>> start
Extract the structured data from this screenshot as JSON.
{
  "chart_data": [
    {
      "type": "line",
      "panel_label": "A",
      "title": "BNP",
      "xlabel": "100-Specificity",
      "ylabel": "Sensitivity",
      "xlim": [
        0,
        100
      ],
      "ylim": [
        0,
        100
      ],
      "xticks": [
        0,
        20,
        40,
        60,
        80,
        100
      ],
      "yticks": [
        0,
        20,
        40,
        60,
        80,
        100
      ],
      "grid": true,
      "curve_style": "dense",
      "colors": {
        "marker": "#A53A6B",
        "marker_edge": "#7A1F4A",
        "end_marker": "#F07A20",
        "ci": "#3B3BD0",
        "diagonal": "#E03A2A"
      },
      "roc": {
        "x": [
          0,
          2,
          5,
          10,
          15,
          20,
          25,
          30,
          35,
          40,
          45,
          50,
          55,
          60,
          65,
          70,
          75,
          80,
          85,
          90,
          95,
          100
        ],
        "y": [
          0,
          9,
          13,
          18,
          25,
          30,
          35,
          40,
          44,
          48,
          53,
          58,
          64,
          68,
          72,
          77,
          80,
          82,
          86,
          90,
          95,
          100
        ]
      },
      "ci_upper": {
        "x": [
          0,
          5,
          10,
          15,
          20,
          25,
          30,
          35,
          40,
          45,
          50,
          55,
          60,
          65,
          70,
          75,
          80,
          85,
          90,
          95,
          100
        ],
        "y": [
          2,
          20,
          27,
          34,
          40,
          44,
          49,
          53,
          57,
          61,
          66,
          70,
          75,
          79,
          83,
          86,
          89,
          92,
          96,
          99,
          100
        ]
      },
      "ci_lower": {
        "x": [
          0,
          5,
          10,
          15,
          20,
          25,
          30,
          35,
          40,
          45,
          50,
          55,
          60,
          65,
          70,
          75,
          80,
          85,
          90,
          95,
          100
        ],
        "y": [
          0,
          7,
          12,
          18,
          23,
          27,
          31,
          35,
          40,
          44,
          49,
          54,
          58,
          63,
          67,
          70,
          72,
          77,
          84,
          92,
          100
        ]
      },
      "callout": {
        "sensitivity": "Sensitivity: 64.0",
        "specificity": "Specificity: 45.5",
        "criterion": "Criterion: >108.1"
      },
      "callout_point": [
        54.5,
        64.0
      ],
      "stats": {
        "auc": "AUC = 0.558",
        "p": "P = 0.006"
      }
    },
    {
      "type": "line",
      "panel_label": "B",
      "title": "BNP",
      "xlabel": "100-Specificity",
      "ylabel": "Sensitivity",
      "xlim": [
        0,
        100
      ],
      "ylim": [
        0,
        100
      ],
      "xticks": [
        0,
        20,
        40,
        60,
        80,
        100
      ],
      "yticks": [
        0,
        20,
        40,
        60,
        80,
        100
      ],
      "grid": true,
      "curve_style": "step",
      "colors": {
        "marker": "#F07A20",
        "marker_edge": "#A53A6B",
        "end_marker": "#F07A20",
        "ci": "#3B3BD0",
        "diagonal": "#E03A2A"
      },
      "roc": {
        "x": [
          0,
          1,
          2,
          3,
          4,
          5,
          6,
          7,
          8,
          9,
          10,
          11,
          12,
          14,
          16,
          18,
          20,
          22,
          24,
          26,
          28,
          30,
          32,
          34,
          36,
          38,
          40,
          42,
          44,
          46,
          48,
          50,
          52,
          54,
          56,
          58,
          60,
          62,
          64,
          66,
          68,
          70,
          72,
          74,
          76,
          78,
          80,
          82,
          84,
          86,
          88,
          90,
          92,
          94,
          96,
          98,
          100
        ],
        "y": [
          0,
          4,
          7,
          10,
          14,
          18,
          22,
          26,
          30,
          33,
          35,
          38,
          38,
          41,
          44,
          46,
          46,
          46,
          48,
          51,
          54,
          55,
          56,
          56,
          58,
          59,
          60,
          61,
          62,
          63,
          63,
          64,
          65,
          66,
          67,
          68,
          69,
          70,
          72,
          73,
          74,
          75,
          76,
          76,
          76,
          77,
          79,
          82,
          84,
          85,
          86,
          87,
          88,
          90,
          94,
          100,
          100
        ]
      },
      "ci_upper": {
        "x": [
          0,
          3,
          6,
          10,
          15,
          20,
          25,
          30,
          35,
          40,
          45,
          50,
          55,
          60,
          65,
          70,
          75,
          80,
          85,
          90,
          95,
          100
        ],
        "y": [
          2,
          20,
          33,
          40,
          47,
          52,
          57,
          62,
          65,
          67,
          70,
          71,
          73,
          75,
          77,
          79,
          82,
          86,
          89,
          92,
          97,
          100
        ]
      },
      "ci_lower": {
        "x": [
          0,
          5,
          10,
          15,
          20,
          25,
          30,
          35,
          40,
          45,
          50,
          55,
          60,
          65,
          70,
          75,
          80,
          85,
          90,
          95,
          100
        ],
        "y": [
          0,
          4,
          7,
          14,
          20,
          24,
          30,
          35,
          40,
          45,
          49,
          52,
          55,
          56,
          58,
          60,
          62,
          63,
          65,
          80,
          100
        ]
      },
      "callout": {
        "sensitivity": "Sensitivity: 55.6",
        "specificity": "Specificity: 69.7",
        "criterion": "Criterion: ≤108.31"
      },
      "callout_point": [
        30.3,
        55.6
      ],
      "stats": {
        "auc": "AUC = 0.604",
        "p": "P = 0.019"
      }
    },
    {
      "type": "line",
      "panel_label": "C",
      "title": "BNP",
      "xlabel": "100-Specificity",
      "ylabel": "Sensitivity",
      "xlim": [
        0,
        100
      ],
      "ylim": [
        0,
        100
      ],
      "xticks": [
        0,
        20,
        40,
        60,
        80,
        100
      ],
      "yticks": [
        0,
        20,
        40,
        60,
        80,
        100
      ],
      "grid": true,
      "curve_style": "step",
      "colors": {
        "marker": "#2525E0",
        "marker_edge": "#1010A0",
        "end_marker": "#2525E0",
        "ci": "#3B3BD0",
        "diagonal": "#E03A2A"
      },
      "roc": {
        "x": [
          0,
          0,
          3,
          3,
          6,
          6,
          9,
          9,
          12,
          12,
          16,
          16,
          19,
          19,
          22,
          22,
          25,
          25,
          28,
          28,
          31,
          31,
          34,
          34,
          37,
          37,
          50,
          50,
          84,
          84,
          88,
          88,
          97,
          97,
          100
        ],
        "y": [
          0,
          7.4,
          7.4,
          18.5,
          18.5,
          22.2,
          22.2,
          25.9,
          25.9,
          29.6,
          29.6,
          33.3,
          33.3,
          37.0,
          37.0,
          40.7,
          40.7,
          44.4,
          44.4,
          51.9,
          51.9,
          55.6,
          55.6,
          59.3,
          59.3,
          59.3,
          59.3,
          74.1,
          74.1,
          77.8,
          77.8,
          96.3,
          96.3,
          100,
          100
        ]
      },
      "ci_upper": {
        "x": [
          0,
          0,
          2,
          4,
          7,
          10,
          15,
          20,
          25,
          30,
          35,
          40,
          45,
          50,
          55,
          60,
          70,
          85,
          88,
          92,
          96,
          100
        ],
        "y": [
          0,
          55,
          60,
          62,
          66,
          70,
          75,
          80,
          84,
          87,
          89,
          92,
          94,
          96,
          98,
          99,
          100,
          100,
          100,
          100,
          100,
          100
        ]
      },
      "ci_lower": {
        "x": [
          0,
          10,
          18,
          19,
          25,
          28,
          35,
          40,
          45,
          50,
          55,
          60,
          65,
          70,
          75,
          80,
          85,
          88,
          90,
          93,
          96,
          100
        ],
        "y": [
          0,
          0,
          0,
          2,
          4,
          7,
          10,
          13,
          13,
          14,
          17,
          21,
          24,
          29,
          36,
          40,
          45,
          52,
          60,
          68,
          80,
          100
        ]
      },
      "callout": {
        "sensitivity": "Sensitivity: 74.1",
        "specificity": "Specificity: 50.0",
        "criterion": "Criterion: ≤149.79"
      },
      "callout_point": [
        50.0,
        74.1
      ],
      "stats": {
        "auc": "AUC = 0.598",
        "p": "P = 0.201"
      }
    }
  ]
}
>> end
Go through the records and gather the lines that hold "Criterion".

Answer below:
        "criterion": "Criterion: >108.1"
        "criterion": "Criterion: ≤108.31"
        "criterion": "Criterion: ≤149.79"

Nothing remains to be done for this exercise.